(Extracted records)
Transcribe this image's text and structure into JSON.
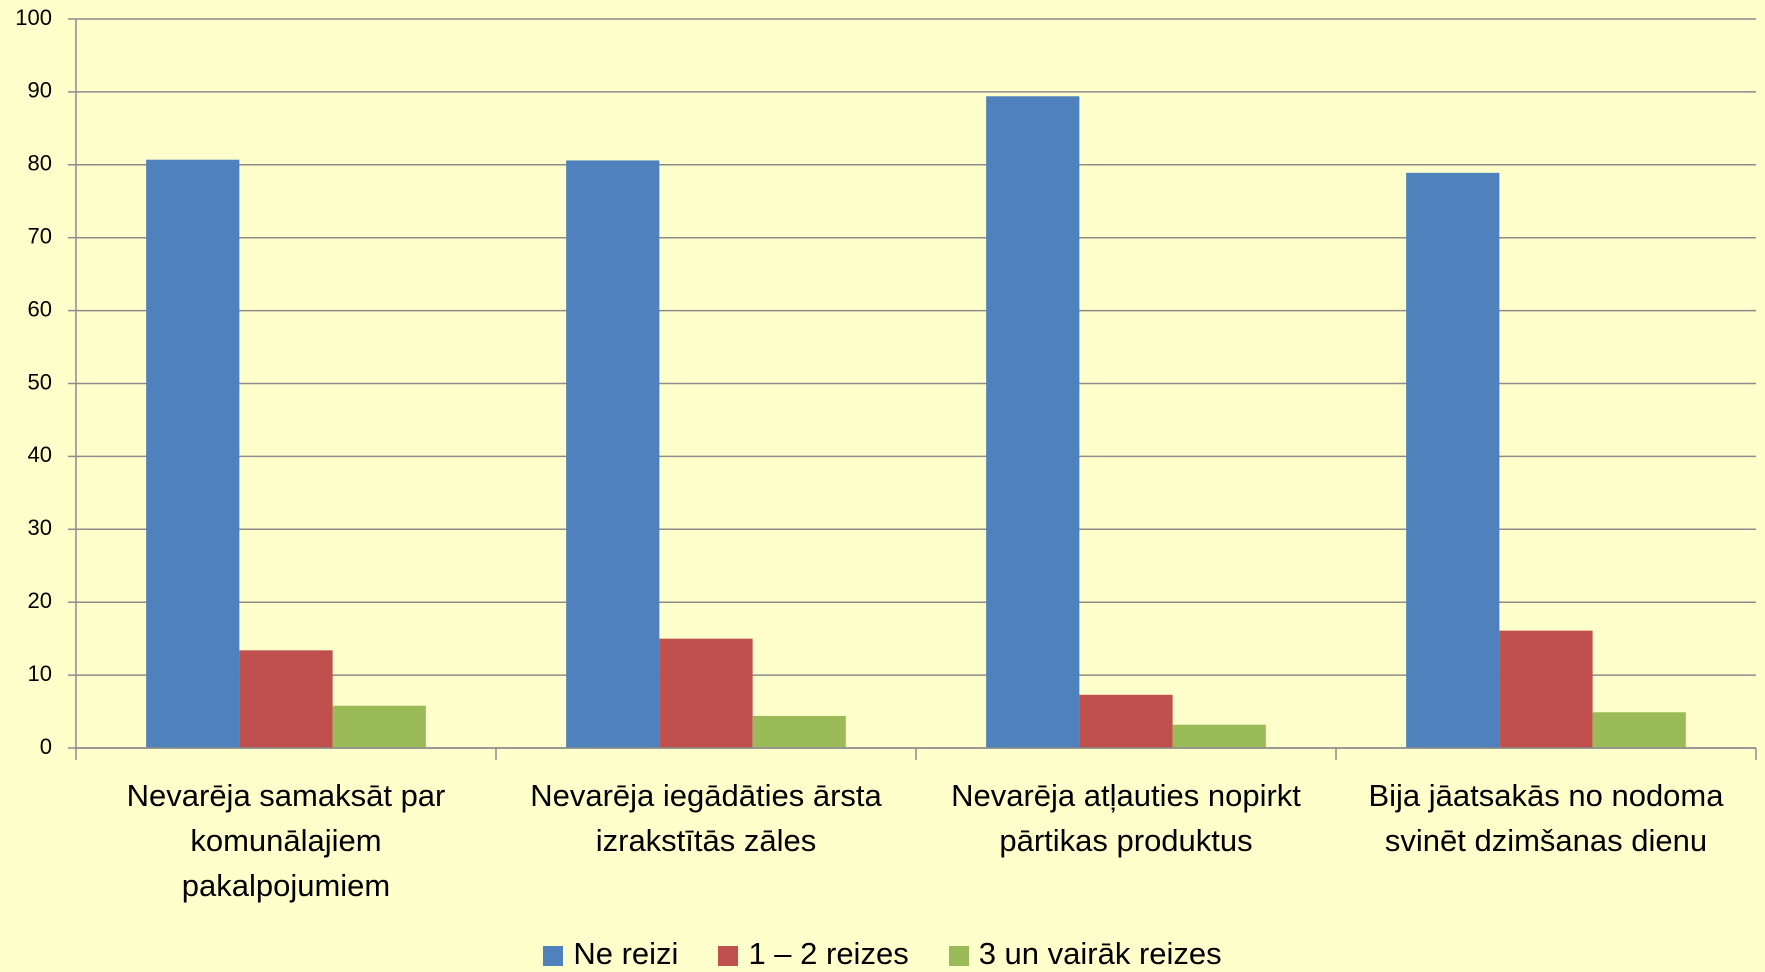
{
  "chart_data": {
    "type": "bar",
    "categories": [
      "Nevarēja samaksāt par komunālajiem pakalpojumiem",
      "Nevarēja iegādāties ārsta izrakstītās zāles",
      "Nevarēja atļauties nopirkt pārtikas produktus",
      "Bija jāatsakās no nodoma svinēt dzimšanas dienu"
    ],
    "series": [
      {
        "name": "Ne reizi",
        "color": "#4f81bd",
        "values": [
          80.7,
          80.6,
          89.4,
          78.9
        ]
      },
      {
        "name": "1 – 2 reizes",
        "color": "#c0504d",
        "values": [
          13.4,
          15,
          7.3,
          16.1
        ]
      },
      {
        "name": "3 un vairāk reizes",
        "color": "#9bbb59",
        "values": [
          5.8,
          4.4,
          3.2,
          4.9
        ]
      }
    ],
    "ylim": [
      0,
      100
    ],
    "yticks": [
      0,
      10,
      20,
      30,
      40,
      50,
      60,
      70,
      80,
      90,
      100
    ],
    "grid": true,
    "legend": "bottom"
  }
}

Challenge
Quote the data above in full, leaving out the pictures it holds.

Task result
Transcribe this image's text and structure into JSON.
{
  "chart_data": {
    "type": "bar",
    "categories": [
      "Nevarēja samaksāt par komunālajiem pakalpojumiem",
      "Nevarēja iegādāties ārsta izrakstītās zāles",
      "Nevarēja atļauties nopirkt pārtikas produktus",
      "Bija jāatsakās no nodoma svinēt dzimšanas dienu"
    ],
    "series": [
      {
        "name": "Ne reizi",
        "color": "#4f81bd",
        "values": [
          80.7,
          80.6,
          89.4,
          78.9
        ]
      },
      {
        "name": "1 – 2 reizes",
        "color": "#c0504d",
        "values": [
          13.4,
          15,
          7.3,
          16.1
        ]
      },
      {
        "name": "3 un vairāk reizes",
        "color": "#9bbb59",
        "values": [
          5.8,
          4.4,
          3.2,
          4.9
        ]
      }
    ],
    "ylim": [
      0,
      100
    ],
    "yticks": [
      0,
      10,
      20,
      30,
      40,
      50,
      60,
      70,
      80,
      90,
      100
    ],
    "grid": true,
    "legend": "bottom"
  }
}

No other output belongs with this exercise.